→ **Supplied text**:
I've got a custom ONNX semantic segmentation model that does not have an 'argmax' operator for its output. It outputs a channel-first (NCHW) tensor: 1x4x576x960. If I try to run this through the edgeai-tidl-tools onnxrt_ep.py tool, the tool reports an error because the TI code assumes a channel-last ordering (NHWC):
root@088f260a8b34:/home/root/shared_with_docker/edgeai-tidl-tools/examples/osrt_python/ort# python3 ./onnxrt_ep.py -d -m ss-ort-800k-model-f1 Available execution providers : ['TIDLExecutionProvider', 'TIDLCompilationProvider', 'CPUExecutionProvider'] Running 1 Models - ['ss-ort-800k-model-f1'] Running_Model : ss-ort-800k-model-f1 Batch: 1 Debug: (4, 576, 960) Process Process-1: Traceback (most recent call last): File "/usr/lib/python3.10/multiprocessing/process.py", line 314, in _bootstrap self.run() File "/usr/lib/python3.10/multiprocessing/process.py", line 108, in run self._target(*self._args, **self._kwargs) File "/home/root/shared_with_docker/edgeai-tidl-tools/examples/osrt_python/ort/./onnxrt_ep.py", line 267, in run_model classes, image = seg_mask_overlay(output[0][j],imgs[j]) File "/home/root/shared_with_docker/edgeai-tidl-tools/examples/osrt_python/common_utils.py", line 291, in seg_mask_overlay org_image[:,:, 1] = mask_image[:,:, 1] ValueError: could not broadcast input array from shape (4,576) into shape (576,960) ^CTraceback (most recent call last): File "/home/root/shared_with_docker/edgeai-tidl-tools/examples/osrt_python/ort/./onnxrt_ep.py", line 329, in <module> nthreads = join_one(nthreads) File "/home/root/shared_with_docker/edgeai-tidl-tools/examples/osrt_python/ort/./onnxrt_ep.py", line 311, in join_one sem.acquire() KeyboardInterrupt
It turns out that the seg_mask_overlay() method in common_utils.py applies argmax() when the squeeze'd output has a ndim > 2. It assumes index 2 is the axis (axis=2) whereas for my output it should be referencing index 0 for the axis (axis=0).
What's the best way to address this? I can hand-modify the common_utils.py, but shouldn't there be a parameter defined in model_configs.py for models to indicate channel ordering? That way, seg_mask_overlay() doesn't have to make an assumption (which is incorrect in this use case).

(Data entries)
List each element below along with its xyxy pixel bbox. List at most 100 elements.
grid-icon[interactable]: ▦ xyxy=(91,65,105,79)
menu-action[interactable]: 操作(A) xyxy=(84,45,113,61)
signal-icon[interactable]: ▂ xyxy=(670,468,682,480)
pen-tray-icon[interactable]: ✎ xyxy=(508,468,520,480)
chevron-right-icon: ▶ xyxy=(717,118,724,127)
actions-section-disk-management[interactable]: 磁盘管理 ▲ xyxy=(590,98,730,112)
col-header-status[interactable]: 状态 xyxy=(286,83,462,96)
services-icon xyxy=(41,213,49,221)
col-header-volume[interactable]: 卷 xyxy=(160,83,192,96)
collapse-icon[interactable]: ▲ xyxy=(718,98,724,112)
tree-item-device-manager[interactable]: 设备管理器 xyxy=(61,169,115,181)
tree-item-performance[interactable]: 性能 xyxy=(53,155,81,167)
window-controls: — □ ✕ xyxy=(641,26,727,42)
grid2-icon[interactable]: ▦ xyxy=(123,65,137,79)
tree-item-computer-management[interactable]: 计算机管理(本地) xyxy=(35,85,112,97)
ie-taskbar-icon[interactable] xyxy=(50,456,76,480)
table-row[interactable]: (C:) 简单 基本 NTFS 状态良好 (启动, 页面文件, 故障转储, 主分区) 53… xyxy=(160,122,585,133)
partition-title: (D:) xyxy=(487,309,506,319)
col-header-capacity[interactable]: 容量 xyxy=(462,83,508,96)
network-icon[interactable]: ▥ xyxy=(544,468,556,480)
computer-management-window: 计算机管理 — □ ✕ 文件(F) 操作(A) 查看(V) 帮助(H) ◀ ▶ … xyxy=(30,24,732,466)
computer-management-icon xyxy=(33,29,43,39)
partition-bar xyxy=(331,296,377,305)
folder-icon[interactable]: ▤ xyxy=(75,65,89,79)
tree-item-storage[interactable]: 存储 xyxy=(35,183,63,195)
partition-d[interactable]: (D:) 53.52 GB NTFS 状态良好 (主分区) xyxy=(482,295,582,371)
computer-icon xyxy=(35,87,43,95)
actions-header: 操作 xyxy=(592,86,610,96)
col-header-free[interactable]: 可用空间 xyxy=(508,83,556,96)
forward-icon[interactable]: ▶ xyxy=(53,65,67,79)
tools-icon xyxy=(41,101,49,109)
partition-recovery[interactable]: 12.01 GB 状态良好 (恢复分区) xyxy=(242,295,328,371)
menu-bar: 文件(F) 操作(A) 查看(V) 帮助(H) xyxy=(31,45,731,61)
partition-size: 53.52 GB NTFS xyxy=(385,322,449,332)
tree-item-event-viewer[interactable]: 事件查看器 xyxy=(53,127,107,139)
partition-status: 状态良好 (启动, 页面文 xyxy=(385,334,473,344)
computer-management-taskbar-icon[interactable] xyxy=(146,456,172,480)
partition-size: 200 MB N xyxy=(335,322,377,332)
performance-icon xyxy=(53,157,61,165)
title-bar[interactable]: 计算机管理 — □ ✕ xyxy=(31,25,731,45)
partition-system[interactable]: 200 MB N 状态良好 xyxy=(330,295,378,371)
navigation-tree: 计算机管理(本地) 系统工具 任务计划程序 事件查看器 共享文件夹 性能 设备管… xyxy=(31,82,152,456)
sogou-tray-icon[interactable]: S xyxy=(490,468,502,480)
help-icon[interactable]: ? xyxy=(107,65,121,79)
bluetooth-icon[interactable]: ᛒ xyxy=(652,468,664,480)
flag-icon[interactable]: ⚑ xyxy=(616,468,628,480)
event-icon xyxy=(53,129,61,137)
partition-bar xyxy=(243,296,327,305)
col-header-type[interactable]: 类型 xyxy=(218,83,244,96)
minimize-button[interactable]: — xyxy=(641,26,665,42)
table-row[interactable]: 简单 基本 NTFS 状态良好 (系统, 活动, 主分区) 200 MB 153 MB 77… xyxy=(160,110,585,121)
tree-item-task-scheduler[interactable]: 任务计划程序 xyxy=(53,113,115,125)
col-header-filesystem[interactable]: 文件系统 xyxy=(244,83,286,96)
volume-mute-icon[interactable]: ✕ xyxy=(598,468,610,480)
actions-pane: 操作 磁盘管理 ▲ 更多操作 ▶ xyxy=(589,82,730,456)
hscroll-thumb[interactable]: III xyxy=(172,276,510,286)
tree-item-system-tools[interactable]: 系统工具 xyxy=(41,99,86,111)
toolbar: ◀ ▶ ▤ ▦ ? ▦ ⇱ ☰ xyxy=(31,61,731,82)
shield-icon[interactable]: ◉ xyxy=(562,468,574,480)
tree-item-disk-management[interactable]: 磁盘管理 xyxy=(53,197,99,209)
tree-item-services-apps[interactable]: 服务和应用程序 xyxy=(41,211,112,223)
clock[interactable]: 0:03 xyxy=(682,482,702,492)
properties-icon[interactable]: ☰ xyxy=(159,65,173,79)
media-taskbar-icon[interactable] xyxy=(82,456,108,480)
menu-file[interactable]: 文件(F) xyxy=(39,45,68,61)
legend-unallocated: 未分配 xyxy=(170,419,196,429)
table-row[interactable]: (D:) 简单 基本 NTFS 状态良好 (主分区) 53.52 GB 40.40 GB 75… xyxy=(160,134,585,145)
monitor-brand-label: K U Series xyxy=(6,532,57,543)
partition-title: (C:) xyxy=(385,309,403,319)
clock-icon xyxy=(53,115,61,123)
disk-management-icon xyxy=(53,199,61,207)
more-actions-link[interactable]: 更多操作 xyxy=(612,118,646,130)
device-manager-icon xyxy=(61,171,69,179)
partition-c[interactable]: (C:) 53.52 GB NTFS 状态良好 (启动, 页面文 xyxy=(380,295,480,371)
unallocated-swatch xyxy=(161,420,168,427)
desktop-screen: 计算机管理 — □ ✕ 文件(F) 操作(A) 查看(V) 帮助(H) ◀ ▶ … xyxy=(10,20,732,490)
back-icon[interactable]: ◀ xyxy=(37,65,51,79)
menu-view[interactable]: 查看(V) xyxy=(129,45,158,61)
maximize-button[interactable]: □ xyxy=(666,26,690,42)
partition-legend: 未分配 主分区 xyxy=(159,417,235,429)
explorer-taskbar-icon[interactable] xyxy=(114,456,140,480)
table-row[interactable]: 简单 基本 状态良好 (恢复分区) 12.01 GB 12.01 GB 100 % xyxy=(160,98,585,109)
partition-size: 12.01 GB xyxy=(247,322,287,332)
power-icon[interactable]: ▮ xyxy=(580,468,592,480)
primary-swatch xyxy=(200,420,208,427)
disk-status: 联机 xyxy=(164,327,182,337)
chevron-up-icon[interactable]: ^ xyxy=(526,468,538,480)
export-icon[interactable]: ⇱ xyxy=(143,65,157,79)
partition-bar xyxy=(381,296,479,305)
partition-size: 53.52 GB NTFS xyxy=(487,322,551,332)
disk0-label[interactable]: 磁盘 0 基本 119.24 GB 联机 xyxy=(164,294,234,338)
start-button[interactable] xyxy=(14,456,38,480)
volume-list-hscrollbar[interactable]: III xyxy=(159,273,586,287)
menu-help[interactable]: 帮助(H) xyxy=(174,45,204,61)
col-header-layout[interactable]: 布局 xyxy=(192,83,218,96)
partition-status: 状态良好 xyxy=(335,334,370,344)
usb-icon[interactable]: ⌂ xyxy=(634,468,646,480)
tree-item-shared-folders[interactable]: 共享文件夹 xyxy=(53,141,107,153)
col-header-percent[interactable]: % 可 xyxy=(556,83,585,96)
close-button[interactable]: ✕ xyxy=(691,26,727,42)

→ **Task statement**:
Reproduce word for word the part of the forum post that opens with the words "What's the best" and closes with "this use case).". The data entries are separate material, unconnected to the forum post.

→ **Task answer**:
What's the best way to address this? I can hand-modify the common_utils.py, but shouldn't there be a parameter defined in model_configs.py for models to indicate channel ordering? That way, seg_mask_overlay() doesn't have to make an assumption (which is incorrect in this use case).